Available data:
⟨

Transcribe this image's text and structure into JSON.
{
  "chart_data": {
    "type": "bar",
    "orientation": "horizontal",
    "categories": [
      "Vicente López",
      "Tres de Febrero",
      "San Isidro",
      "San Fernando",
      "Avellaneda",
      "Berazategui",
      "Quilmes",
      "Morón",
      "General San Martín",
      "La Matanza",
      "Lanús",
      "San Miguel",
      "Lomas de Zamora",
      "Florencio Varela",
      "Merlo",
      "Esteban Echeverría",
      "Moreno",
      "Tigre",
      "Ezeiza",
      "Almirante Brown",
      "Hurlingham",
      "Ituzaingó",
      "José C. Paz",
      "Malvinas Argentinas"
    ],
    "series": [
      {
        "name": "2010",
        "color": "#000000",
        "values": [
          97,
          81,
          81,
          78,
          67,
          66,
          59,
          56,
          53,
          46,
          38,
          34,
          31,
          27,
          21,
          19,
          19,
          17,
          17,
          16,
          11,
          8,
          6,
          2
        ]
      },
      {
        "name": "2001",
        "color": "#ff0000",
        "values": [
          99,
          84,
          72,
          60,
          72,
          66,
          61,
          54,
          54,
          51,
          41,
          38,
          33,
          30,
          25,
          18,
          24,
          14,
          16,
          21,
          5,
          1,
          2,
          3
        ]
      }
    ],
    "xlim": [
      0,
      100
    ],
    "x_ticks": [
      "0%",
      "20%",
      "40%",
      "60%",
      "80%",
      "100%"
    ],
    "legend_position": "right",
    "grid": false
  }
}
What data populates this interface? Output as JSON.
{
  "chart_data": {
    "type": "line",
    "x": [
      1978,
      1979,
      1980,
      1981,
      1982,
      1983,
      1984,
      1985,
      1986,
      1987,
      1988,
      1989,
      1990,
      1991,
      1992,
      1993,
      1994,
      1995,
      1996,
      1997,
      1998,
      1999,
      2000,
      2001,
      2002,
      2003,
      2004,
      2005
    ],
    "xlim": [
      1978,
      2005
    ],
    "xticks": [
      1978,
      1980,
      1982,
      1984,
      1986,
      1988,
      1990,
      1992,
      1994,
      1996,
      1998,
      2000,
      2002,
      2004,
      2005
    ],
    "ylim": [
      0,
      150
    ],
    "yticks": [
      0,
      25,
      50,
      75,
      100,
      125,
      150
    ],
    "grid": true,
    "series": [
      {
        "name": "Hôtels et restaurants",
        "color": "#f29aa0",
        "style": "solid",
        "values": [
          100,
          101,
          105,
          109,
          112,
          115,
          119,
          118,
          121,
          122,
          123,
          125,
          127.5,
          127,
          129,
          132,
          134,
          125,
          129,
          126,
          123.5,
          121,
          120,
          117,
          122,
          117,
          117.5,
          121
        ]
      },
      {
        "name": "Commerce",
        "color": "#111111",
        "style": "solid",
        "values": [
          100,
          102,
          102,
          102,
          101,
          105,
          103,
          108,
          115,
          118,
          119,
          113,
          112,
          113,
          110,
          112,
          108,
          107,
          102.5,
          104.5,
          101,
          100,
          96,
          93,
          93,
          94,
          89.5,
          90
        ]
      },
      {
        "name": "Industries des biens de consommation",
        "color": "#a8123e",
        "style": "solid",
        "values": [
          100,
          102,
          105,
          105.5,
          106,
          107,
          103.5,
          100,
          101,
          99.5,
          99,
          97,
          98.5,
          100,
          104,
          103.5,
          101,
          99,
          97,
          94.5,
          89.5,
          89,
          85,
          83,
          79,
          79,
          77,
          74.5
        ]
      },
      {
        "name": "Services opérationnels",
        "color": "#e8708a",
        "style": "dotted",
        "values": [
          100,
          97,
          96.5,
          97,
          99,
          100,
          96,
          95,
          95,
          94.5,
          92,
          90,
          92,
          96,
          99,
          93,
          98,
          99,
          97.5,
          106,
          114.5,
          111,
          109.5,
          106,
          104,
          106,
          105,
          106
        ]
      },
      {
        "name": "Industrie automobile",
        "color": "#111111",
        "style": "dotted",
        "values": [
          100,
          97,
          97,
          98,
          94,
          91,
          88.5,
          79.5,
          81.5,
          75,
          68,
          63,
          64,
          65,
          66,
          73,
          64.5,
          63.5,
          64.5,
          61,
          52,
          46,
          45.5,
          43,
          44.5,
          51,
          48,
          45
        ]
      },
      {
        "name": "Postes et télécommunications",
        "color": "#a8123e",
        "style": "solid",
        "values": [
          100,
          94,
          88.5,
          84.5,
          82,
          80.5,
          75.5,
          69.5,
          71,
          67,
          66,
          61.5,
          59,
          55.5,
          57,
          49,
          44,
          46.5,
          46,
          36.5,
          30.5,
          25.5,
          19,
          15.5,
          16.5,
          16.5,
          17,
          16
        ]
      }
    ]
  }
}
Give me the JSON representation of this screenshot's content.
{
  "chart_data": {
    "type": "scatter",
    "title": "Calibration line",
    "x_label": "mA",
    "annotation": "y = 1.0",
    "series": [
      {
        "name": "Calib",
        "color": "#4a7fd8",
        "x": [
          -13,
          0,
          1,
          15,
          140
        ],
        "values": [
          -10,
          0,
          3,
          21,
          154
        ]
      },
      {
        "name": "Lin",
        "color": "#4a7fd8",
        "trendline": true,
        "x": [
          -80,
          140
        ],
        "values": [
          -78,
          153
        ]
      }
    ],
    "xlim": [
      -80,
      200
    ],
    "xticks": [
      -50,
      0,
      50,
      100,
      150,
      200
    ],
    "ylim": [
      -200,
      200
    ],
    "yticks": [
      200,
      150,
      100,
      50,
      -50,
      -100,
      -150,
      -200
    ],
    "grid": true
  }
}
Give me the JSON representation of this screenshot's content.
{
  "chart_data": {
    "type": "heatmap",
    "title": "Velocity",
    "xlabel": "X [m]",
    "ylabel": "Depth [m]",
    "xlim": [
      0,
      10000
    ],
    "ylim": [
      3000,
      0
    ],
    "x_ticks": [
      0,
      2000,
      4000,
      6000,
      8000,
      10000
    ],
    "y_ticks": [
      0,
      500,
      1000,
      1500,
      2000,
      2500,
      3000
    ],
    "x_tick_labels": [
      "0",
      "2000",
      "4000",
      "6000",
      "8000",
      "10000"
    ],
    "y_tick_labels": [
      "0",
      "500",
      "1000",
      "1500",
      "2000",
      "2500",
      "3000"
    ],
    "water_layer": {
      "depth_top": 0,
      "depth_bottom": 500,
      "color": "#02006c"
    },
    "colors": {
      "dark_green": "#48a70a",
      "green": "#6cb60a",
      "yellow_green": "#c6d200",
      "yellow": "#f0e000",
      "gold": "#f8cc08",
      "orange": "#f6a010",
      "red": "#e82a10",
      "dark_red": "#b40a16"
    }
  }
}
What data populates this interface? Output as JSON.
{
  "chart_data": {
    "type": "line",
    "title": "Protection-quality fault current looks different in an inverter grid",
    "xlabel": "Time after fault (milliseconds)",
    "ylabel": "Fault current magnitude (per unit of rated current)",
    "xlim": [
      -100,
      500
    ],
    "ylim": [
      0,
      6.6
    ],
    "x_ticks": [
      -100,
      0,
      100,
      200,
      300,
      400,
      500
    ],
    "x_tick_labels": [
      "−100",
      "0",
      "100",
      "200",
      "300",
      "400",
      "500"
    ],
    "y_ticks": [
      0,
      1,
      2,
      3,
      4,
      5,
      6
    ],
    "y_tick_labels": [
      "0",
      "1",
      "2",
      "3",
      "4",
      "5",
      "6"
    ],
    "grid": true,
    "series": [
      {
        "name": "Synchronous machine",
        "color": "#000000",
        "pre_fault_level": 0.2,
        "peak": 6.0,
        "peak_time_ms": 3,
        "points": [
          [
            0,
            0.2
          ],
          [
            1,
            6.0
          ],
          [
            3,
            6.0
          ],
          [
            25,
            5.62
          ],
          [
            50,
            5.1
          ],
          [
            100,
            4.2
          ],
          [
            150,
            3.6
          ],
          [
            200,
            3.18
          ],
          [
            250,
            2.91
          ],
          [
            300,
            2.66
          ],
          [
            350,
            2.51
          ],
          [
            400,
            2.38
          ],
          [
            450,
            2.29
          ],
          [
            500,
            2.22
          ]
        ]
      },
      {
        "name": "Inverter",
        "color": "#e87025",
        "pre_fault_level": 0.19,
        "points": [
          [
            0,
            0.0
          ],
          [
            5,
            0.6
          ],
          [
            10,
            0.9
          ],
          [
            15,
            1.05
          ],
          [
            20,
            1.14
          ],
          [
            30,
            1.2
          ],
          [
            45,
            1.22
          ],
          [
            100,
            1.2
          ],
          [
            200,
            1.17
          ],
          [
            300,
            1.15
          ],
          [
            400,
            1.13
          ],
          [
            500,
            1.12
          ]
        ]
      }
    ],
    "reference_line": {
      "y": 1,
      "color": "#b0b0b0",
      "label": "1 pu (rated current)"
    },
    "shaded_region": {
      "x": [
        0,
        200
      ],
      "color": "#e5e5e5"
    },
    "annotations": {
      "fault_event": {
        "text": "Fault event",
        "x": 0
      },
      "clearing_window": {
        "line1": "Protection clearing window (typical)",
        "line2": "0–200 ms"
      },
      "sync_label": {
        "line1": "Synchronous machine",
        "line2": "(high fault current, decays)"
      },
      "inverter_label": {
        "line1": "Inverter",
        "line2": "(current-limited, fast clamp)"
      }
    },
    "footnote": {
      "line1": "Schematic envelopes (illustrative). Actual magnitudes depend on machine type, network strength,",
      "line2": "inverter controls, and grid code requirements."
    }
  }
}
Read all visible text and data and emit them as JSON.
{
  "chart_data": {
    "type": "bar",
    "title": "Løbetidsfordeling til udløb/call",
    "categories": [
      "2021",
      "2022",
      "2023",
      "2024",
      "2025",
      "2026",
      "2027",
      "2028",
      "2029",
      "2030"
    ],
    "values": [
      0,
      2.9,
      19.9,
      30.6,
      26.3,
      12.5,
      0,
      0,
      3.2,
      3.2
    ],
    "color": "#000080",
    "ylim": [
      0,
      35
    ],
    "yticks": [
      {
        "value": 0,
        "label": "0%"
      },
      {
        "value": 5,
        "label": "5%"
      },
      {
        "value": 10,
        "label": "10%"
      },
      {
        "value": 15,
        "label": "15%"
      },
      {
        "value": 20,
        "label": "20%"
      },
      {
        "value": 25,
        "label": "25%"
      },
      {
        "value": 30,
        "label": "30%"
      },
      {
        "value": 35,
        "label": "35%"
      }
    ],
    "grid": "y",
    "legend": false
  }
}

⟩

Directions:
Locate and copy each line in the data above that includes the word "true".

Response to this exercise:
    "grid": true,
        "trendline": true,
    "grid": true
    "grid": true,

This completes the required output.